→ Document section:
◇ ◇ ◇ ◇ ◇ ◇ ◇

# 1.6l brakes at the track?



## barnoun (May 7, 2002)

Anybody take their stock braked car to the track? If so, was their lots of brake fade or did they last? Did you upgrade the pads or anything...


----------



## shane (Jul 10, 2002)

I'm running on stockers with the exception of Green Stuff pads up front. I've raced in auto-x's with no problems at all, but then again, you don't get going too fast on an auto-x course. Earlier this summer I took her out to Summit Point in West Virginia, and I did notice brake fade on the big track. It wasn't to the point of being scary, but I could notice some fade after about 2-3 laps. I wouldn't want to run competitively on the stock brakes.


----------



## barnoun (May 7, 2002)

I was asking because I'm planning on attending an HPDE in a few months and, while the brakes are fine for autocrossing(run metal masters myself), I had a feeling they wouldn't be too good at the track. Fading after 3 laps doesn't sound good, especially when there's 20 minutes to a session, and 4 sessions in a day. Don't want to pay and only be able to run 2-3 laps before having to wait for the brakes to cool again... so you didn't do anymore laps after the fade set in?


----------



## shane (Jul 10, 2002)

Nope, I kept right on running! Brake fade or not! I got in about 10-12 total laps, and the brakes were fading pretty badly by the end, but it was just an open track session with and instructor to get out and see how the track felt (passing only allowed on the straights, like in HPDE). I'd at the very least upgrade your brake fluid to DOT5 fluid. I know I probably boiled the DOT3 fluid in the first 1 or 1 1/2 laps. You might also want to do some kind of brake upgrade before then if you've got the cash. Otherwise, I'd just make sure you've got good pads, and DOT5 fluid. Those 2 items will help out enough to allow you to push things a little more.


----------



## barnoun (May 7, 2002)

◇ ◇ ◇ ◇ ◇ ◇ ◇

→ Prompt 1:
Answer these questions about the forum thread on 1.6L brakes at the track:
(a) What pads does shane run up front?
(b) Where did shane take the car earlier that summer?
(c) How many laps in total did shane get in at that session?
→ Prompt 2: Carry on the forum thread about 1.6L brakes at the track from the point where it stops.
The data that follows has no connection to the thread on track brakes.

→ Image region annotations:
◇ ◇ ◇ ◇ ◇ ◇ ◇

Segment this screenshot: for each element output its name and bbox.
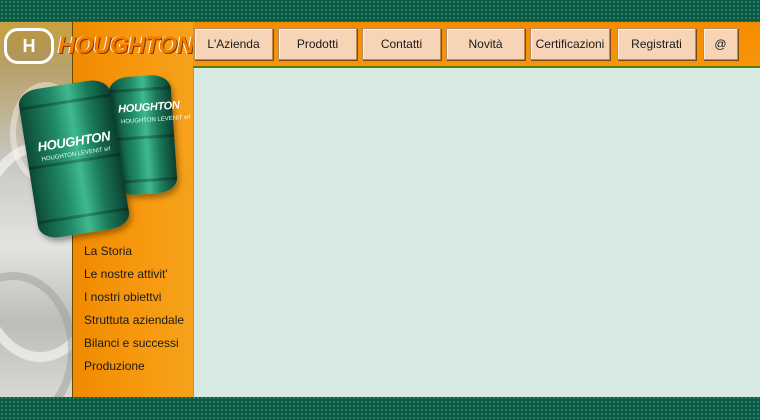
tab-registrati[interactable]: Registrati [617, 28, 696, 60]
email-link-icon[interactable]: @ [703, 28, 738, 60]
logo-mark-icon: H [4, 28, 54, 64]
page-frame: H HOUGHTON HOUGHTON HOUGHTON LEVENIT srl… [0, 22, 760, 397]
leftnav-item-struttura[interactable]: Struttuta aziendale [84, 313, 184, 327]
main-content [193, 68, 760, 397]
leftnav-item-attivita[interactable]: Le nostre attivit' [84, 267, 168, 281]
houghton-logo[interactable]: H HOUGHTON [4, 28, 193, 64]
leftnav-item-storia[interactable]: La Storia [84, 244, 132, 258]
leftnav-item-bilanci[interactable]: Bilanci e successi [84, 336, 179, 350]
leftnav-item-produzione[interactable]: Produzione [84, 359, 145, 373]
top-nav: L'Azienda Prodotti Contatti Novità Certi… [193, 22, 760, 68]
barrel-label: HOUGHTON [117, 99, 181, 116]
tab-novita[interactable]: Novità [446, 28, 525, 60]
leftnav-item-obiettivi[interactable]: I nostri obiettvi [84, 290, 161, 304]
tab-prodotti[interactable]: Prodotti [278, 28, 357, 60]
tab-azienda[interactable]: L'Azienda [194, 28, 273, 60]
left-nav: La Storia Le nostre attivit' I nostri ob… [84, 243, 184, 381]
tab-certificazioni[interactable]: Certificazioni [530, 28, 610, 60]
left-column: H HOUGHTON HOUGHTON HOUGHTON LEVENIT srl… [0, 22, 193, 397]
logo-text: HOUGHTON [58, 32, 193, 59]
tab-contatti[interactable]: Contatti [362, 28, 441, 60]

◇ ◇ ◇ ◇ ◇ ◇ ◇

→ Exercise response 1:
(a) Green Stuff pads.
(b) Summit Point in West Virginia.
(c) About 10-12 laps.

→ Exercise response 2:
I'm running DOT4 and ss lines already, but upgrading might be in order...I thought you weren't supposed to use DOT5 in a car that came with DOT3 stock though(something about silicon or something)? It's good to hear the brakes lasted that long, hopefully I can get the NX brakes by then so I won't have any trouble...only thing is I'll be bumped out of STS in auto-x with the brake upgrade. Damn compromises, heheh.


----------



## bahearn (Jul 15, 2002)

Unless you're competitive in your region's STS, don't worry about the brake upgrade and your classification. If it doesn't help you win, the guys ahead of you won't care. If they DO complain, have fun in Street Mod!

If you intend to see road courses, bigger brakes are a must. I ran stock B13 SE-R brakes at three different tracks and faded significantly at each. After upgrading to NX brakes, I ran a two-day HPDE with no fade AT ALL on the cheap Wagner pads. My instructor, a Porsche Turbo racer, was impressed with the braking ability of my lowly Japanese econo-box.


----------



## PatScottAKA99XE (Apr 30, 2002)

Just want to add one thing,
DOT 5 is a big no-no for a performance minded brake system.
DOT 5 is silicone, it tends to be compressible when hot, this causes the brake pedal to sometimes all the way to the floor. Also DOT 5 expands alot when it is hot this can cause the resivor to overflow and hydraulic lock up of the brake system.


----------



## barnoun (May 7, 2002)

Glad to hear the NX brakes do fix the fade...and yeah I thought DOT5 wasn't supposed to be used with DOT3-4 systems.


----------



## shane (Jul 10, 2002)

My bad, DOT 5 is a no-no with our stock systems. But yeah, for high performance driving on the track, you're gonna want to do some upgrading to your brake system. The stock setup isn't adequate to hold up to that kind of use.


----------



## myoung (Apr 15, 2002)

shane said:


> *I'm running on stockers with the exception of Green Stuff pads up front. I've raced in auto-x's with no problems at all, *


Man you're braver than I am.... those stock brakes are scary...lol


----------



## barnoun (May 7, 2002)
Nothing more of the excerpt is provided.